- _TASK OBJECTIVE_: Leave out the pictures and transcribe everything else exactly.

-- BEGIN RECORDS PROVIDED --

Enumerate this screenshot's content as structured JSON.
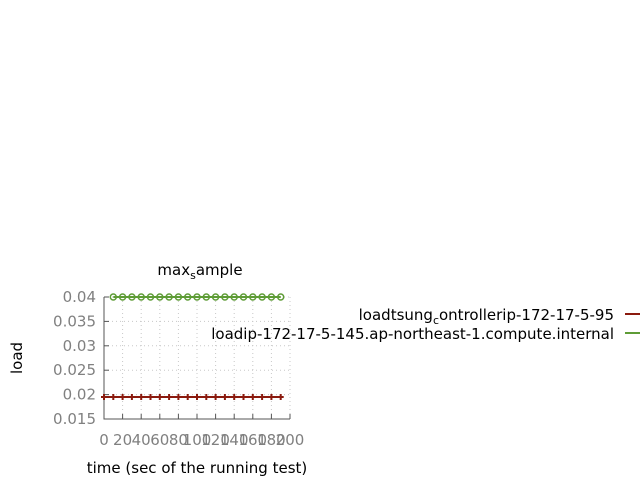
{
  "chart_data": {
    "type": "line",
    "title_parts": [
      "max",
      "s",
      "ample"
    ],
    "xlabel": "time (sec of the running test)",
    "ylabel": "load",
    "xlim": [
      0,
      200
    ],
    "ylim": [
      0.015,
      0.04
    ],
    "xticks": [
      "0",
      "20",
      "40",
      "60",
      "80",
      "100",
      "120",
      "140",
      "160",
      "180",
      "200"
    ],
    "yticks": [
      "0.015",
      "0.02",
      "0.025",
      "0.03",
      "0.035",
      "0.04"
    ],
    "grid": true,
    "legend_placement": "outside-right",
    "series": [
      {
        "name_parts": [
          "loadtsung",
          "c",
          "ontrollerip-172-17-5-95"
        ],
        "color": "#8b1a0e",
        "marker": "plus",
        "x": [
          0,
          10,
          20,
          30,
          40,
          50,
          60,
          70,
          80,
          90,
          100,
          110,
          120,
          130,
          140,
          150,
          160,
          170,
          180,
          190
        ],
        "y": [
          0.0195,
          0.0195,
          0.0195,
          0.0195,
          0.0195,
          0.0195,
          0.0195,
          0.0195,
          0.0195,
          0.0195,
          0.0195,
          0.0195,
          0.0195,
          0.0195,
          0.0195,
          0.0195,
          0.0195,
          0.0195,
          0.0195,
          0.0195
        ]
      },
      {
        "name_parts": [
          "loadip-172-17-5-145.ap-northeast-1.compute.internal"
        ],
        "color": "#5e9c36",
        "marker": "circle",
        "x": [
          10,
          20,
          30,
          40,
          50,
          60,
          70,
          80,
          90,
          100,
          110,
          120,
          130,
          140,
          150,
          160,
          170,
          180,
          190
        ],
        "y": [
          0.04,
          0.04,
          0.04,
          0.04,
          0.04,
          0.04,
          0.04,
          0.04,
          0.04,
          0.04,
          0.04,
          0.04,
          0.04,
          0.04,
          0.04,
          0.04,
          0.04,
          0.04,
          0.04
        ]
      }
    ]
  }
}
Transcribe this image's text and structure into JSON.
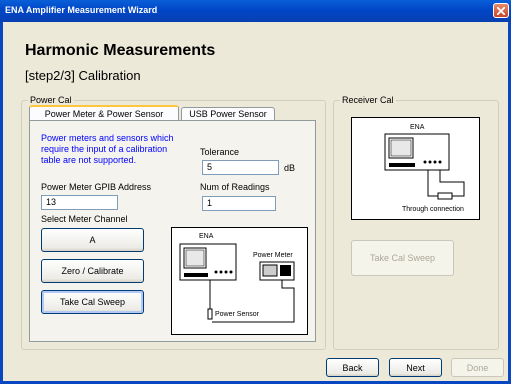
{
  "window": {
    "title": "ENA Amplifier Measurement Wizard"
  },
  "heading": "Harmonic Measurements",
  "step": "[step2/3] Calibration",
  "power_cal": {
    "legend": "Power Cal",
    "tabs": [
      {
        "label": "Power Meter & Power Sensor",
        "active": true
      },
      {
        "label": "USB Power Sensor",
        "active": false
      }
    ],
    "note_lines": [
      "Power meters and sensors which",
      "require the input of a calibration",
      "table are not supported."
    ],
    "tolerance": {
      "label": "Tolerance",
      "value": "5",
      "unit": "dB"
    },
    "gpib": {
      "label": "Power Meter GPIB Address",
      "value": "13"
    },
    "num_readings": {
      "label": "Num of Readings",
      "value": "1"
    },
    "channel": {
      "label": "Select Meter Channel",
      "button": "A"
    },
    "zero_button": "Zero / Calibrate",
    "sweep_button": "Take Cal Sweep",
    "diagram": {
      "ena_label": "ENA",
      "meter_label": "Power Meter",
      "sensor_label": "Power Sensor"
    }
  },
  "receiver_cal": {
    "legend": "Receiver Cal",
    "diagram": {
      "ena_label": "ENA",
      "connection_label": "Through connection"
    },
    "sweep_button": "Take Cal Sweep"
  },
  "footer": {
    "back": "Back",
    "next": "Next",
    "done": "Done"
  }
}
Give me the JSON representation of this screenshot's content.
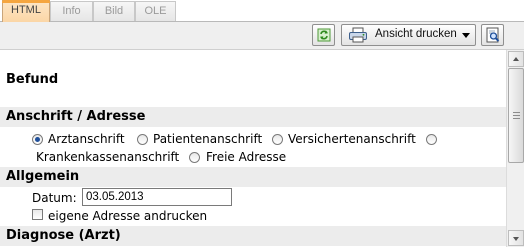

-- END RECORDS PROVIDED --

- _COMPLETED EXERCISE_:
Enumerate this screenshot's content as structured JSON.
{
  "chart_data": {
    "type": "line",
    "title_parts": [
      "max",
      "s",
      "ample"
    ],
    "xlabel": "time (sec of the running test)",
    "ylabel": "load",
    "xlim": [
      0,
      200
    ],
    "ylim": [
      0.015,
      0.04
    ],
    "xticks": [
      "0",
      "20",
      "40",
      "60",
      "80",
      "100",
      "120",
      "140",
      "160",
      "180",
      "200"
    ],
    "yticks": [
      "0.015",
      "0.02",
      "0.025",
      "0.03",
      "0.035",
      "0.04"
    ],
    "grid": true,
    "legend_placement": "outside-right",
    "series": [
      {
        "name_parts": [
          "loadtsung",
          "c",
          "ontrollerip-172-17-5-95"
        ],
        "color": "#8b1a0e",
        "marker": "plus",
        "x": [
          0,
          10,
          20,
          30,
          40,
          50,
          60,
          70,
          80,
          90,
          100,
          110,
          120,
          130,
          140,
          150,
          160,
          170,
          180,
          190
        ],
        "y": [
          0.0195,
          0.0195,
          0.0195,
          0.0195,
          0.0195,
          0.0195,
          0.0195,
          0.0195,
          0.0195,
          0.0195,
          0.0195,
          0.0195,
          0.0195,
          0.0195,
          0.0195,
          0.0195,
          0.0195,
          0.0195,
          0.0195,
          0.0195
        ]
      },
      {
        "name_parts": [
          "loadip-172-17-5-145.ap-northeast-1.compute.internal"
        ],
        "color": "#5e9c36",
        "marker": "circle",
        "x": [
          10,
          20,
          30,
          40,
          50,
          60,
          70,
          80,
          90,
          100,
          110,
          120,
          130,
          140,
          150,
          160,
          170,
          180,
          190
        ],
        "y": [
          0.04,
          0.04,
          0.04,
          0.04,
          0.04,
          0.04,
          0.04,
          0.04,
          0.04,
          0.04,
          0.04,
          0.04,
          0.04,
          0.04,
          0.04,
          0.04,
          0.04,
          0.04,
          0.04
        ]
      }
    ]
  }
}
Transcribe this image's text and structure into JSON.
{
  "window": {
    "title": "ENA Amplifier Measurement Wizard"
  },
  "heading": "Harmonic Measurements",
  "step": "[step2/3] Calibration",
  "power_cal": {
    "legend": "Power Cal",
    "tabs": [
      {
        "label": "Power Meter & Power Sensor",
        "active": true
      },
      {
        "label": "USB Power Sensor",
        "active": false
      }
    ],
    "note_lines": [
      "Power meters and sensors which",
      "require the input of a calibration",
      "table are not supported."
    ],
    "tolerance": {
      "label": "Tolerance",
      "value": "5",
      "unit": "dB"
    },
    "gpib": {
      "label": "Power Meter GPIB Address",
      "value": "13"
    },
    "num_readings": {
      "label": "Num of Readings",
      "value": "1"
    },
    "channel": {
      "label": "Select Meter Channel",
      "button": "A"
    },
    "zero_button": "Zero / Calibrate",
    "sweep_button": "Take Cal Sweep",
    "diagram": {
      "ena_label": "ENA",
      "meter_label": "Power Meter",
      "sensor_label": "Power Sensor"
    }
  },
  "receiver_cal": {
    "legend": "Receiver Cal",
    "diagram": {
      "ena_label": "ENA",
      "connection_label": "Through connection"
    },
    "sweep_button": "Take Cal Sweep"
  },
  "footer": {
    "back": "Back",
    "next": "Next",
    "done": "Done"
  }
}
Give me the JSON representation of this screenshot's content.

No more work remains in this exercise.